- Records to use

──────

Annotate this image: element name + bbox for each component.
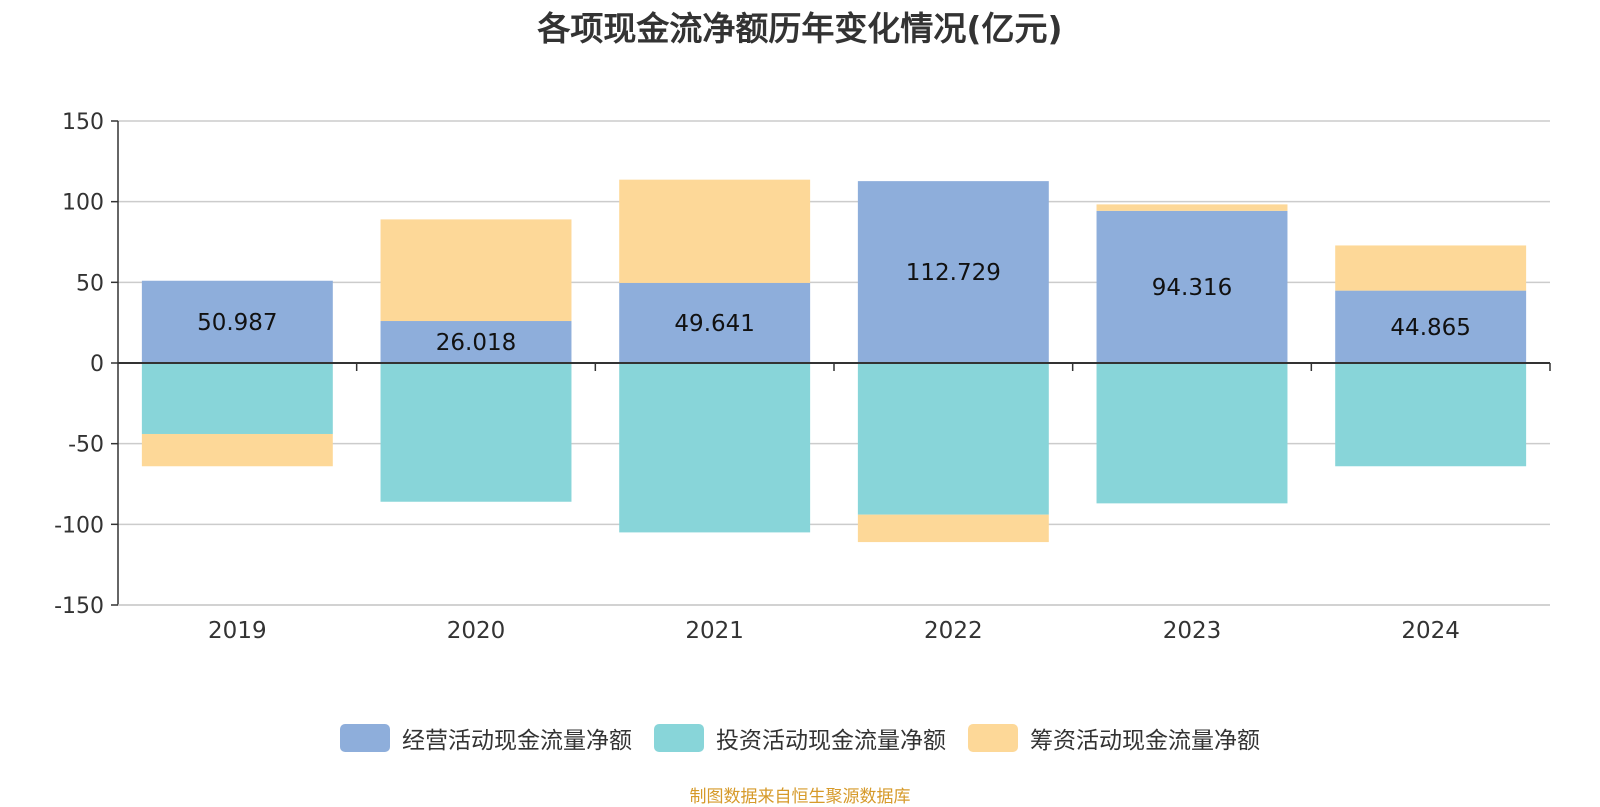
x-tick-label: 2022 bbox=[924, 618, 983, 644]
bar-series0-2020[interactable] bbox=[380, 321, 572, 363]
data-label-2022: 112.729 bbox=[906, 260, 1001, 286]
bar-series1-2022[interactable] bbox=[857, 363, 1049, 515]
y-tick-label: 100 bbox=[62, 191, 104, 216]
bar-series2-2022[interactable] bbox=[857, 514, 1049, 543]
data-label-2019: 50.987 bbox=[197, 310, 277, 336]
x-tick-label: 2020 bbox=[447, 618, 506, 644]
legend-item-operating[interactable]: 经营活动现金流量净额 bbox=[340, 721, 632, 755]
data-label-2020: 26.018 bbox=[436, 330, 516, 356]
legend-label-operating: 经营活动现金流量净额 bbox=[402, 728, 632, 754]
bar-series0-2023[interactable] bbox=[1096, 210, 1288, 363]
bar-series1-2024[interactable] bbox=[1335, 363, 1527, 467]
bar-series2-2019[interactable] bbox=[141, 433, 333, 467]
bars bbox=[141, 179, 1527, 543]
y-tick-label: -150 bbox=[54, 594, 104, 619]
legend-swatch-financing bbox=[968, 724, 1018, 752]
legend-label-investing: 投资活动现金流量净额 bbox=[716, 728, 946, 754]
bar-series0-2021[interactable] bbox=[619, 282, 811, 363]
bar-series2-2023[interactable] bbox=[1096, 204, 1288, 211]
bar-series2-2020[interactable] bbox=[380, 219, 572, 322]
legend-swatch-operating bbox=[340, 724, 390, 752]
y-tick-label: 50 bbox=[76, 271, 104, 296]
bar-series1-2021[interactable] bbox=[619, 363, 811, 533]
data-labels: 50.987 26.018 49.641 112.729 94.316 44.865 bbox=[197, 260, 1471, 356]
data-label-2023: 94.316 bbox=[1152, 275, 1232, 301]
y-tick-label: 150 bbox=[62, 110, 104, 135]
x-tick-label: 2024 bbox=[1401, 618, 1460, 644]
legend-swatch-investing bbox=[654, 724, 704, 752]
source-note: 制图数据来自恒生聚源数据库 bbox=[689, 787, 911, 807]
y-tick-label: -100 bbox=[54, 513, 104, 538]
legend-item-financing[interactable]: 筹资活动现金流量净额 bbox=[968, 721, 1260, 755]
bar-series1-2019[interactable] bbox=[141, 363, 333, 434]
bar-series0-2019[interactable] bbox=[141, 280, 333, 363]
bar-series2-2021[interactable] bbox=[619, 179, 811, 283]
x-tick-label: 2019 bbox=[208, 618, 267, 644]
bar-series2-2024[interactable] bbox=[1335, 245, 1527, 291]
bar-series1-2023[interactable] bbox=[1096, 363, 1288, 504]
axes: 150 100 50 0 -50 -100 -150 2019 2020 2021 2022 2023… bbox=[54, 110, 1551, 644]
legend: 经营活动现金流量净额 投资活动现金流量净额 筹资活动现金流量净额 bbox=[0, 721, 1600, 755]
x-tick-label: 2023 bbox=[1163, 618, 1222, 644]
bar-series0-2022[interactable] bbox=[857, 181, 1049, 363]
data-label-2021: 49.641 bbox=[674, 311, 754, 337]
bar-series1-2020[interactable] bbox=[380, 363, 572, 502]
data-label-2024: 44.865 bbox=[1390, 315, 1470, 341]
x-tick-label: 2021 bbox=[685, 618, 744, 644]
chart-title: 各项现金流净额历年变化情况(亿元) bbox=[537, 9, 1063, 48]
y-tick-label: -50 bbox=[68, 433, 104, 458]
bar-series0-2024[interactable] bbox=[1335, 290, 1527, 363]
legend-item-investing[interactable]: 投资活动现金流量净额 bbox=[654, 721, 946, 755]
y-tick-label: 0 bbox=[90, 352, 104, 377]
chart-plot: 150 100 50 0 -50 -100 -150 2019 2020 2021 2022 2023… bbox=[54, 110, 1551, 644]
legend-label-financing: 筹资活动现金流量净额 bbox=[1030, 728, 1260, 754]
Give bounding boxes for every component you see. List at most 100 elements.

──────

- Aim of the task
Arrange the lines of the item above as a numbered list, leaving out blank lines and the picture.

- Exercise solution
1. Annotate this image: element name + bbox for each component.
2. x-tick-label: 2022 bbox=[924, 618, 983, 644]
3. bar-series0-2020[interactable] bbox=[380, 321, 572, 363]
4. data-label-2022: 112.729 bbox=[906, 260, 1001, 286]
5. bar-series1-2022[interactable] bbox=[857, 363, 1049, 515]
6. y-tick-label: 100 bbox=[62, 191, 104, 216]
7. bar-series2-2022[interactable] bbox=[857, 514, 1049, 543]
8. data-label-2019: 50.987 bbox=[197, 310, 277, 336]
9. x-tick-label: 2020 bbox=[447, 618, 506, 644]
10. legend-item-operating[interactable]: 经营活动现金流量净额 bbox=[340, 721, 632, 755]
11. data-label-2020: 26.018 bbox=[436, 330, 516, 356]
12. legend-label-operating: 经营活动现金流量净额 bbox=[402, 728, 632, 754]
13. bar-series0-2023[interactable] bbox=[1096, 210, 1288, 363]
14. bar-series1-2024[interactable] bbox=[1335, 363, 1527, 467]
15. bar-series2-2019[interactable] bbox=[141, 433, 333, 467]
16. bars bbox=[141, 179, 1527, 543]
17. y-tick-label: -150 bbox=[54, 594, 104, 619]
18. legend-swatch-financing bbox=[968, 724, 1018, 752]
19. legend-label-investing: 投资活动现金流量净额 bbox=[716, 728, 946, 754]
20. bar-series0-2021[interactable] bbox=[619, 282, 811, 363]
21. bar-series2-2023[interactable] bbox=[1096, 204, 1288, 211]
22. bar-series2-2020[interactable] bbox=[380, 219, 572, 322]
23. legend-swatch-operating bbox=[340, 724, 390, 752]
24. y-tick-label: 50 bbox=[76, 271, 104, 296]
25. bar-series1-2021[interactable] bbox=[619, 363, 811, 533]
26. data-labels: 50.987 26.018 49.641 112.729 94.316 44.865 bbox=[197, 260, 1471, 356]
27. data-label-2023: 94.316 bbox=[1152, 275, 1232, 301]
28. y-tick-label: 150 bbox=[62, 110, 104, 135]
29. x-tick-label: 2024 bbox=[1401, 618, 1460, 644]
30. legend-swatch-investing bbox=[654, 724, 704, 752]
31. source-note: 制图数据来自恒生聚源数据库 bbox=[689, 787, 911, 807]
32. y-tick-label: -100 bbox=[54, 513, 104, 538]
33. legend-item-financing[interactable]: 筹资活动现金流量净额 bbox=[968, 721, 1260, 755]
34. bar-series1-2019[interactable] bbox=[141, 363, 333, 434]
35. bar-series0-2019[interactable] bbox=[141, 280, 333, 363]
36. bar-series2-2021[interactable] bbox=[619, 179, 811, 283]
37. x-tick-label: 2019 bbox=[208, 618, 267, 644]
38. bar-series2-2024[interactable] bbox=[1335, 245, 1527, 291]
39. bar-series1-2023[interactable] bbox=[1096, 363, 1288, 504]
40. axes: 150 100 50 0 -50 -100 -150 2019 2020 2021 2022 2023… bbox=[54, 110, 1551, 644]
41. legend: 经营活动现金流量净额 投资活动现金流量净额 筹资活动现金流量净额 bbox=[0, 721, 1600, 755]
42. x-tick-label: 2023 bbox=[1163, 618, 1222, 644]
43. bar-series0-2022[interactable] bbox=[857, 181, 1049, 363]
44. data-label-2021: 49.641 bbox=[674, 311, 754, 337]
45. bar-series1-2020[interactable] bbox=[380, 363, 572, 502]
46. data-label-2024: 44.865 bbox=[1390, 315, 1470, 341]
47. x-tick-label: 2021 bbox=[685, 618, 744, 644]
48. chart-title: 各项现金流净额历年变化情况(亿元) bbox=[537, 9, 1063, 48]
49. y-tick-label: -50 bbox=[68, 433, 104, 458]
50. bar-series0-2024[interactable] bbox=[1335, 290, 1527, 363]
51. legend-item-investing[interactable]: 投资活动现金流量净额 bbox=[654, 721, 946, 755]
52. y-tick-label: 0 bbox=[90, 352, 104, 377]
53. chart-plot: 150 100 50 0 -50 -100 -150 2019 2020 2021 2022 2023… bbox=[54, 110, 1551, 644]
54. legend-label-financing: 筹资活动现金流量净额 bbox=[1030, 728, 1260, 754]
55. Give bounding boxes for every component you see. List at most 100 elements.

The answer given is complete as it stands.